**SOURCE DATA:**

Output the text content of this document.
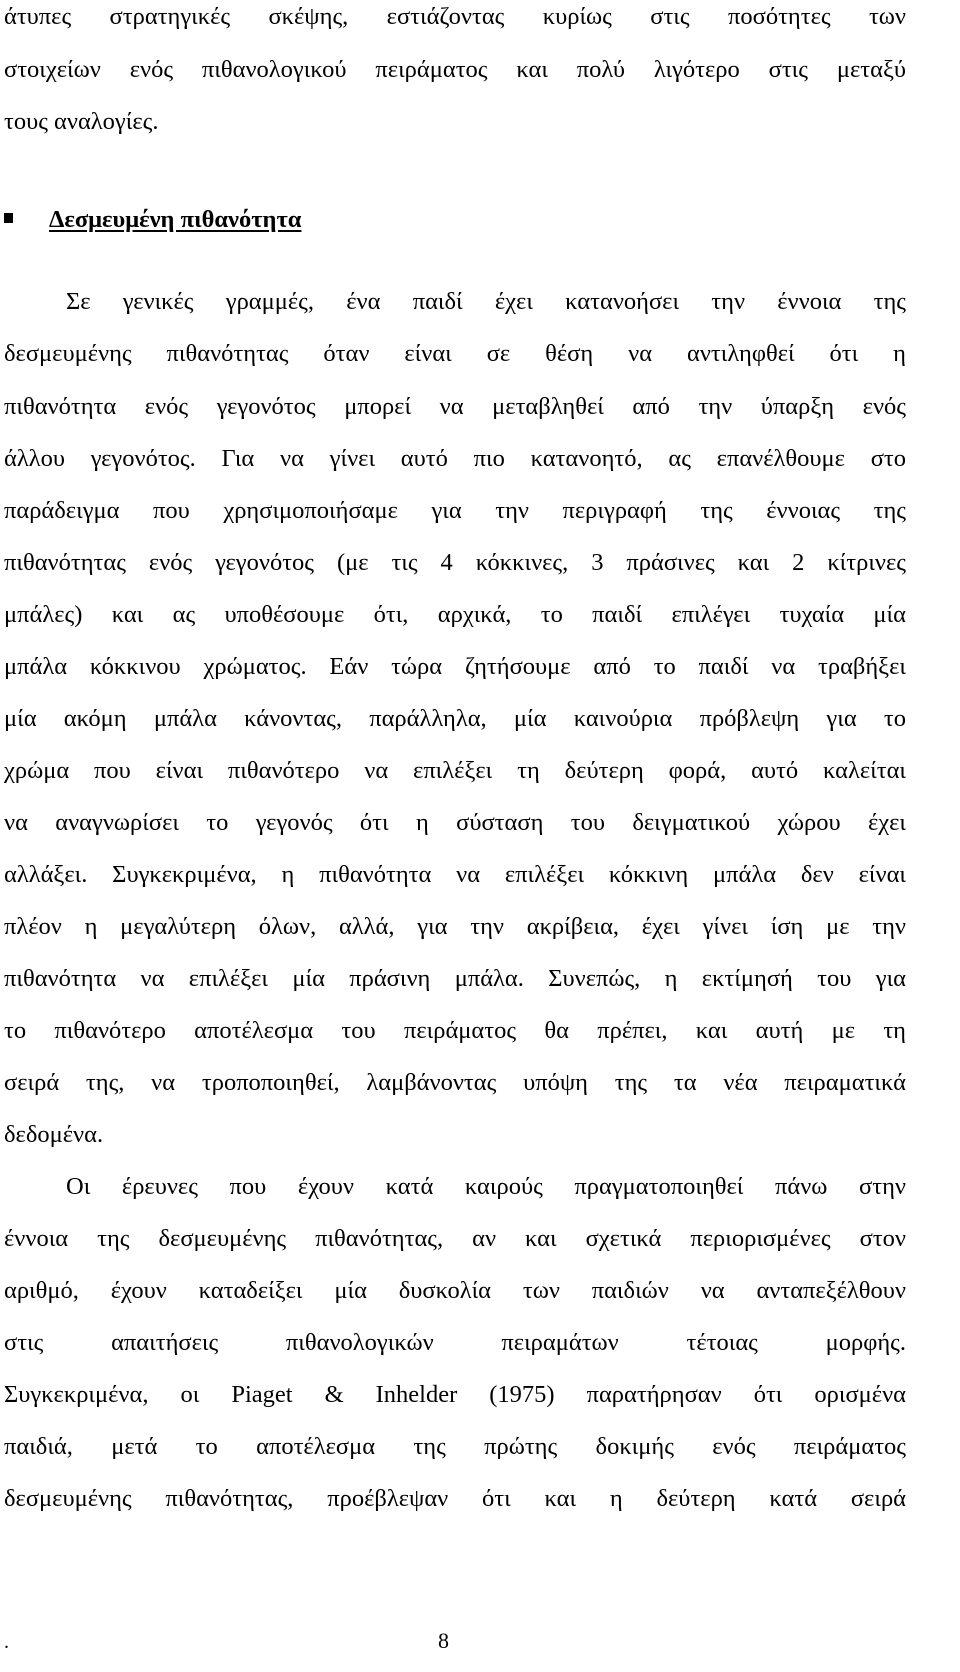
άτυπες στρατηγικές σκέψης, εστιάζοντας κυρίως στις ποσότητες των
στοιχείων ενός πιθανολογικού πειράματος και πολύ λιγότερο στις μεταξύ
τους αναλογίες.
Δεσμευμένη πιθανότητα
Σε γενικές γραμμές, ένα παιδί έχει κατανοήσει την έννοια της
δεσμευμένης πιθανότητας όταν είναι σε θέση να αντιληφθεί ότι η
πιθανότητα ενός γεγονότος μπορεί να μεταβληθεί από την ύπαρξη ενός
άλλου γεγονότος. Για να γίνει αυτό πιο κατανοητό, ας επανέλθουμε στο
παράδειγμα που χρησιμοποιήσαμε για την περιγραφή της έννοιας της
πιθανότητας ενός γεγονότος (με τις 4 κόκκινες, 3 πράσινες και 2 κίτρινες
μπάλες) και ας υποθέσουμε ότι, αρχικά, το παιδί επιλέγει τυχαία μία
μπάλα κόκκινου χρώματος. Εάν τώρα ζητήσουμε από το παιδί να τραβήξει
μία ακόμη μπάλα κάνοντας, παράλληλα, μία καινούρια πρόβλεψη για το
χρώμα που είναι πιθανότερο να επιλέξει τη δεύτερη φορά, αυτό καλείται
να αναγνωρίσει το γεγονός ότι η σύσταση του δειγματικού χώρου έχει
αλλάξει. Συγκεκριμένα, η πιθανότητα να επιλέξει κόκκινη μπάλα δεν είναι
πλέον η μεγαλύτερη όλων, αλλά, για την ακρίβεια, έχει γίνει ίση με την
πιθανότητα να επιλέξει μία πράσινη μπάλα. Συνεπώς, η εκτίμησή του για
το πιθανότερο αποτέλεσμα του πειράματος θα πρέπει, και αυτή με τη
σειρά της, να τροποποιηθεί, λαμβάνοντας υπόψη της τα νέα πειραματικά
δεδομένα.
Οι έρευνες που έχουν κατά καιρούς πραγματοποιηθεί πάνω στην
έννοια της δεσμευμένης πιθανότητας, αν και σχετικά περιορισμένες στον
αριθμό, έχουν καταδείξει μία δυσκολία των παιδιών να ανταπεξέλθουν
στις απαιτήσεις πιθανολογικών πειραμάτων τέτοιας μορφής.
Συγκεκριμένα, οι Piaget & Inhelder (1975) παρατήρησαν ότι ορισμένα
παιδιά, μετά το αποτέλεσμα της πρώτης δοκιμής ενός πειράματος
δεσμευμένης πιθανότητας, προέβλεψαν ότι και η δεύτερη κατά σειρά
.	8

**TASK STATEMENT:** From the entries above, pull out each line that includes "δεύτερη".

**ANSWER TO THIS TASK:**
χρώμα που είναι πιθανότερο να επιλέξει τη δεύτερη φορά, αυτό καλείται
δεσμευμένης πιθανότητας, προέβλεψαν ότι και η δεύτερη κατά σειρά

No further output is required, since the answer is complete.